JOB: Copy all the material that follows, keeping every character the same.

[Collection entries]
## Start
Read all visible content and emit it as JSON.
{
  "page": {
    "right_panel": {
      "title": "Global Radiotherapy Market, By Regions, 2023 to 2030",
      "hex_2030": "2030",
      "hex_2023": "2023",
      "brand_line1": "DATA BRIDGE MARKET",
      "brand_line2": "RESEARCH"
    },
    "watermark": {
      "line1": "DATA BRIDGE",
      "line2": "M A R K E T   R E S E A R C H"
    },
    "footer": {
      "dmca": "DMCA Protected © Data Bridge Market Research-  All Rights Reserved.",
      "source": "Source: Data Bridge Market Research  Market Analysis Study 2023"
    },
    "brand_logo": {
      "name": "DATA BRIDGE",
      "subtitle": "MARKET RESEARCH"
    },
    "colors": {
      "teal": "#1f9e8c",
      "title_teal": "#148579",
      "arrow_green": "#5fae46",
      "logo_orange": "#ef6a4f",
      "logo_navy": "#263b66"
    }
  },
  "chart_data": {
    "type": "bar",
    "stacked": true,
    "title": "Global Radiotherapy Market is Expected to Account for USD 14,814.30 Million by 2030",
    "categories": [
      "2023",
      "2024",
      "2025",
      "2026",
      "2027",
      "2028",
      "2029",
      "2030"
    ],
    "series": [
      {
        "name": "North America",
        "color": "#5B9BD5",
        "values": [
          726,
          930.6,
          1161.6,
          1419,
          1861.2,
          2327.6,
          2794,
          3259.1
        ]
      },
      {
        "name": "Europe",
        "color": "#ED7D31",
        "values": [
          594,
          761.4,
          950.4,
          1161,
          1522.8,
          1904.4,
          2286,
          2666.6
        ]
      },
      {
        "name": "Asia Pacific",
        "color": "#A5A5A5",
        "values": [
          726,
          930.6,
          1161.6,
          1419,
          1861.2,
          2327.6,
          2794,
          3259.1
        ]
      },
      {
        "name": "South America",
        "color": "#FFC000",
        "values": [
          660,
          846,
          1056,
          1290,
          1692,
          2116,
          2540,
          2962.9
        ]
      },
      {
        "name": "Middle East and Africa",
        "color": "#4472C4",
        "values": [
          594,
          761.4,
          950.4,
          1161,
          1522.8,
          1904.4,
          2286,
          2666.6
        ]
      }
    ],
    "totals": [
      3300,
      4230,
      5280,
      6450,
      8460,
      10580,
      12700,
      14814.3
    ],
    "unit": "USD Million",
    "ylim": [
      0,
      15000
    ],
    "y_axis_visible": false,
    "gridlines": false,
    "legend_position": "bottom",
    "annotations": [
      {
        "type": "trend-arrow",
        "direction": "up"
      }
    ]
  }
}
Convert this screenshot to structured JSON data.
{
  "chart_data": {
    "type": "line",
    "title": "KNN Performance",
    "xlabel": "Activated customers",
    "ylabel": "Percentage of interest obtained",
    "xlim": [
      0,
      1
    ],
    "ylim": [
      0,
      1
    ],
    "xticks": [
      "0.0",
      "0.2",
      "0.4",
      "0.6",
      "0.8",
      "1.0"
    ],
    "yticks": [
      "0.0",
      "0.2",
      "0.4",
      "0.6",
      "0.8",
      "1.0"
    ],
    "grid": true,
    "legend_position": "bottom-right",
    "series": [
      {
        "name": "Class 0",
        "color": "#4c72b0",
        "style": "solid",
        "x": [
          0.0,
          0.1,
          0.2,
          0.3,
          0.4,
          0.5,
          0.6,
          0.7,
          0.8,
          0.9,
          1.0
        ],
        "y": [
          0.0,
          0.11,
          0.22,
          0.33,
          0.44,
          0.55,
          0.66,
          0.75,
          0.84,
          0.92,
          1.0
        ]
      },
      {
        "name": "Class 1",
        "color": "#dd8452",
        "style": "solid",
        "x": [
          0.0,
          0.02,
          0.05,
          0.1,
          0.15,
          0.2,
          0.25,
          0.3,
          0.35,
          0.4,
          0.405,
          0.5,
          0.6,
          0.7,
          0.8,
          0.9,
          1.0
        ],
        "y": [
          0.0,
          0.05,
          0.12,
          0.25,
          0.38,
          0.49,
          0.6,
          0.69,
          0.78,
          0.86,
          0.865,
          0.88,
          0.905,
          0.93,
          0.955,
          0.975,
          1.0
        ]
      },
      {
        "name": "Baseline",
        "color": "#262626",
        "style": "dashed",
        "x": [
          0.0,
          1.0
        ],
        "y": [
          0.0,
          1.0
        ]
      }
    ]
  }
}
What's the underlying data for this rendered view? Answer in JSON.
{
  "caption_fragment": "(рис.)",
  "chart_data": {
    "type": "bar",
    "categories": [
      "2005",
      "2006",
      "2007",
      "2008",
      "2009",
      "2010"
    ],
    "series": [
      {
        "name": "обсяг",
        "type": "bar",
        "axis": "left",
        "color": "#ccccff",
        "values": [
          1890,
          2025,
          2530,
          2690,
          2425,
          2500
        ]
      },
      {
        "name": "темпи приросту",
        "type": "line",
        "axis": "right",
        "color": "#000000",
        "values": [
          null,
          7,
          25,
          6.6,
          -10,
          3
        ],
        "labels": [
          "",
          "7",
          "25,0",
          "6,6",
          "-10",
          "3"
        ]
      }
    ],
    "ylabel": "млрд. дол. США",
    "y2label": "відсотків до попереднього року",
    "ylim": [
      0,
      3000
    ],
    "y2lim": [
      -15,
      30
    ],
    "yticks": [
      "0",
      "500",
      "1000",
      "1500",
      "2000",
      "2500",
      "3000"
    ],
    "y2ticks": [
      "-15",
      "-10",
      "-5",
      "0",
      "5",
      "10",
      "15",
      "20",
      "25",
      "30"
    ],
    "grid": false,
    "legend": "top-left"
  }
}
## End
COMPLETE RESPONSE:
Read all visible content and emit it as JSON.
{
  "page": {
    "right_panel": {
      "title": "Global Radiotherapy Market, By Regions, 2023 to 2030",
      "hex_2030": "2030",
      "hex_2023": "2023",
      "brand_line1": "DATA BRIDGE MARKET",
      "brand_line2": "RESEARCH"
    },
    "watermark": {
      "line1": "DATA BRIDGE",
      "line2": "M A R K E T   R E S E A R C H"
    },
    "footer": {
      "dmca": "DMCA Protected © Data Bridge Market Research-  All Rights Reserved.",
      "source": "Source: Data Bridge Market Research  Market Analysis Study 2023"
    },
    "brand_logo": {
      "name": "DATA BRIDGE",
      "subtitle": "MARKET RESEARCH"
    },
    "colors": {
      "teal": "#1f9e8c",
      "title_teal": "#148579",
      "arrow_green": "#5fae46",
      "logo_orange": "#ef6a4f",
      "logo_navy": "#263b66"
    }
  },
  "chart_data": {
    "type": "bar",
    "stacked": true,
    "title": "Global Radiotherapy Market is Expected to Account for USD 14,814.30 Million by 2030",
    "categories": [
      "2023",
      "2024",
      "2025",
      "2026",
      "2027",
      "2028",
      "2029",
      "2030"
    ],
    "series": [
      {
        "name": "North America",
        "color": "#5B9BD5",
        "values": [
          726,
          930.6,
          1161.6,
          1419,
          1861.2,
          2327.6,
          2794,
          3259.1
        ]
      },
      {
        "name": "Europe",
        "color": "#ED7D31",
        "values": [
          594,
          761.4,
          950.4,
          1161,
          1522.8,
          1904.4,
          2286,
          2666.6
        ]
      },
      {
        "name": "Asia Pacific",
        "color": "#A5A5A5",
        "values": [
          726,
          930.6,
          1161.6,
          1419,
          1861.2,
          2327.6,
          2794,
          3259.1
        ]
      },
      {
        "name": "South America",
        "color": "#FFC000",
        "values": [
          660,
          846,
          1056,
          1290,
          1692,
          2116,
          2540,
          2962.9
        ]
      },
      {
        "name": "Middle East and Africa",
        "color": "#4472C4",
        "values": [
          594,
          761.4,
          950.4,
          1161,
          1522.8,
          1904.4,
          2286,
          2666.6
        ]
      }
    ],
    "totals": [
      3300,
      4230,
      5280,
      6450,
      8460,
      10580,
      12700,
      14814.3
    ],
    "unit": "USD Million",
    "ylim": [
      0,
      15000
    ],
    "y_axis_visible": false,
    "gridlines": false,
    "legend_position": "bottom",
    "annotations": [
      {
        "type": "trend-arrow",
        "direction": "up"
      }
    ]
  }
}
Convert this screenshot to structured JSON data.
{
  "chart_data": {
    "type": "line",
    "title": "KNN Performance",
    "xlabel": "Activated customers",
    "ylabel": "Percentage of interest obtained",
    "xlim": [
      0,
      1
    ],
    "ylim": [
      0,
      1
    ],
    "xticks": [
      "0.0",
      "0.2",
      "0.4",
      "0.6",
      "0.8",
      "1.0"
    ],
    "yticks": [
      "0.0",
      "0.2",
      "0.4",
      "0.6",
      "0.8",
      "1.0"
    ],
    "grid": true,
    "legend_position": "bottom-right",
    "series": [
      {
        "name": "Class 0",
        "color": "#4c72b0",
        "style": "solid",
        "x": [
          0.0,
          0.1,
          0.2,
          0.3,
          0.4,
          0.5,
          0.6,
          0.7,
          0.8,
          0.9,
          1.0
        ],
        "y": [
          0.0,
          0.11,
          0.22,
          0.33,
          0.44,
          0.55,
          0.66,
          0.75,
          0.84,
          0.92,
          1.0
        ]
      },
      {
        "name": "Class 1",
        "color": "#dd8452",
        "style": "solid",
        "x": [
          0.0,
          0.02,
          0.05,
          0.1,
          0.15,
          0.2,
          0.25,
          0.3,
          0.35,
          0.4,
          0.405,
          0.5,
          0.6,
          0.7,
          0.8,
          0.9,
          1.0
        ],
        "y": [
          0.0,
          0.05,
          0.12,
          0.25,
          0.38,
          0.49,
          0.6,
          0.69,
          0.78,
          0.86,
          0.865,
          0.88,
          0.905,
          0.93,
          0.955,
          0.975,
          1.0
        ]
      },
      {
        "name": "Baseline",
        "color": "#262626",
        "style": "dashed",
        "x": [
          0.0,
          1.0
        ],
        "y": [
          0.0,
          1.0
        ]
      }
    ]
  }
}
What's the underlying data for this rendered view? Answer in JSON.
{
  "caption_fragment": "(рис.)",
  "chart_data": {
    "type": "bar",
    "categories": [
      "2005",
      "2006",
      "2007",
      "2008",
      "2009",
      "2010"
    ],
    "series": [
      {
        "name": "обсяг",
        "type": "bar",
        "axis": "left",
        "color": "#ccccff",
        "values": [
          1890,
          2025,
          2530,
          2690,
          2425,
          2500
        ]
      },
      {
        "name": "темпи приросту",
        "type": "line",
        "axis": "right",
        "color": "#000000",
        "values": [
          null,
          7,
          25,
          6.6,
          -10,
          3
        ],
        "labels": [
          "",
          "7",
          "25,0",
          "6,6",
          "-10",
          "3"
        ]
      }
    ],
    "ylabel": "млрд. дол. США",
    "y2label": "відсотків до попереднього року",
    "ylim": [
      0,
      3000
    ],
    "y2lim": [
      -15,
      30
    ],
    "yticks": [
      "0",
      "500",
      "1000",
      "1500",
      "2000",
      "2500",
      "3000"
    ],
    "y2ticks": [
      "-15",
      "-10",
      "-5",
      "0",
      "5",
      "10",
      "15",
      "20",
      "25",
      "30"
    ],
    "grid": false,
    "legend": "top-left"
  }
}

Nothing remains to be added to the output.